-- Start --

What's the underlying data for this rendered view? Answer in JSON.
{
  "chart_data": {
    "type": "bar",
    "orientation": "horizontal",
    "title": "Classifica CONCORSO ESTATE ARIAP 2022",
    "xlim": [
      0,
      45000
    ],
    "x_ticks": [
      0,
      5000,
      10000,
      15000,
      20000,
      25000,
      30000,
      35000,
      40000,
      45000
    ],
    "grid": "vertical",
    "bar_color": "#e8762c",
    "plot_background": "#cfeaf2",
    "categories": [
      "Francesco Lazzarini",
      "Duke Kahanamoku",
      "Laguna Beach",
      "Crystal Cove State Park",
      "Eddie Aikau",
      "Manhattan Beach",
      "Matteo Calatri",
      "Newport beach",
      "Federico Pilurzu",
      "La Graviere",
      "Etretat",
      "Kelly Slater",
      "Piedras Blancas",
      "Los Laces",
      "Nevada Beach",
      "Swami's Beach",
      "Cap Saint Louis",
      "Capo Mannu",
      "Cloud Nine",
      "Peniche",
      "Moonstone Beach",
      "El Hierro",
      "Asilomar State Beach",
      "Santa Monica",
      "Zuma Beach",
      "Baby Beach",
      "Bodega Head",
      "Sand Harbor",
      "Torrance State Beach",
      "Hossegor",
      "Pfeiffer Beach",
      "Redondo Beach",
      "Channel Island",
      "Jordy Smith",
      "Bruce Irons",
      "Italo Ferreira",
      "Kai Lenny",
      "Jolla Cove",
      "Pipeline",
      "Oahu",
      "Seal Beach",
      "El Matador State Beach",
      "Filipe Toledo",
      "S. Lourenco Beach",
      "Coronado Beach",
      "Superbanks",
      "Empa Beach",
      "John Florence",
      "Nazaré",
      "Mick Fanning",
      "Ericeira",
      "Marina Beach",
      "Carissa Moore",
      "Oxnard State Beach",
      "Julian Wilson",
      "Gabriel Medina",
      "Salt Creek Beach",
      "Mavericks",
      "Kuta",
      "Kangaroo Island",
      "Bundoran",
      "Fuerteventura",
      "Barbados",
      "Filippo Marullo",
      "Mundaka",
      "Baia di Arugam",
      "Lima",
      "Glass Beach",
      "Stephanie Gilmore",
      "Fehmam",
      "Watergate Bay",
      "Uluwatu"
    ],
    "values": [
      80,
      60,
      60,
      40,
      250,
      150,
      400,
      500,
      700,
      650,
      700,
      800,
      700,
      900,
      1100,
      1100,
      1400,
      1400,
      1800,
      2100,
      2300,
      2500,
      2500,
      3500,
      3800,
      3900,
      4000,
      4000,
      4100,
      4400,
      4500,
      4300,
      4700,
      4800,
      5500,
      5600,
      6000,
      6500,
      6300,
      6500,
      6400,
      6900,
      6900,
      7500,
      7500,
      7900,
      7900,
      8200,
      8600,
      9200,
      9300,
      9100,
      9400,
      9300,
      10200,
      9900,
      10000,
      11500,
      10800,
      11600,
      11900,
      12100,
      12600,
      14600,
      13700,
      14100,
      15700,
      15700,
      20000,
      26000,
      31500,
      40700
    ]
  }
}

-- End --

Prompt: Give an exact copy of all the data shown above.

Complete output:
What's the underlying data for this rendered view? Answer in JSON.
{
  "chart_data": {
    "type": "bar",
    "orientation": "horizontal",
    "title": "Classifica CONCORSO ESTATE ARIAP 2022",
    "xlim": [
      0,
      45000
    ],
    "x_ticks": [
      0,
      5000,
      10000,
      15000,
      20000,
      25000,
      30000,
      35000,
      40000,
      45000
    ],
    "grid": "vertical",
    "bar_color": "#e8762c",
    "plot_background": "#cfeaf2",
    "categories": [
      "Francesco Lazzarini",
      "Duke Kahanamoku",
      "Laguna Beach",
      "Crystal Cove State Park",
      "Eddie Aikau",
      "Manhattan Beach",
      "Matteo Calatri",
      "Newport beach",
      "Federico Pilurzu",
      "La Graviere",
      "Etretat",
      "Kelly Slater",
      "Piedras Blancas",
      "Los Laces",
      "Nevada Beach",
      "Swami's Beach",
      "Cap Saint Louis",
      "Capo Mannu",
      "Cloud Nine",
      "Peniche",
      "Moonstone Beach",
      "El Hierro",
      "Asilomar State Beach",
      "Santa Monica",
      "Zuma Beach",
      "Baby Beach",
      "Bodega Head",
      "Sand Harbor",
      "Torrance State Beach",
      "Hossegor",
      "Pfeiffer Beach",
      "Redondo Beach",
      "Channel Island",
      "Jordy Smith",
      "Bruce Irons",
      "Italo Ferreira",
      "Kai Lenny",
      "Jolla Cove",
      "Pipeline",
      "Oahu",
      "Seal Beach",
      "El Matador State Beach",
      "Filipe Toledo",
      "S. Lourenco Beach",
      "Coronado Beach",
      "Superbanks",
      "Empa Beach",
      "John Florence",
      "Nazaré",
      "Mick Fanning",
      "Ericeira",
      "Marina Beach",
      "Carissa Moore",
      "Oxnard State Beach",
      "Julian Wilson",
      "Gabriel Medina",
      "Salt Creek Beach",
      "Mavericks",
      "Kuta",
      "Kangaroo Island",
      "Bundoran",
      "Fuerteventura",
      "Barbados",
      "Filippo Marullo",
      "Mundaka",
      "Baia di Arugam",
      "Lima",
      "Glass Beach",
      "Stephanie Gilmore",
      "Fehmam",
      "Watergate Bay",
      "Uluwatu"
    ],
    "values": [
      80,
      60,
      60,
      40,
      250,
      150,
      400,
      500,
      700,
      650,
      700,
      800,
      700,
      900,
      1100,
      1100,
      1400,
      1400,
      1800,
      2100,
      2300,
      2500,
      2500,
      3500,
      3800,
      3900,
      4000,
      4000,
      4100,
      4400,
      4500,
      4300,
      4700,
      4800,
      5500,
      5600,
      6000,
      6500,
      6300,
      6500,
      6400,
      6900,
      6900,
      7500,
      7500,
      7900,
      7900,
      8200,
      8600,
      9200,
      9300,
      9100,
      9400,
      9300,
      10200,
      9900,
      10000,
      11500,
      10800,
      11600,
      11900,
      12100,
      12600,
      14600,
      13700,
      14100,
      15700,
      15700,
      20000,
      26000,
      31500,
      40700
    ]
  }
}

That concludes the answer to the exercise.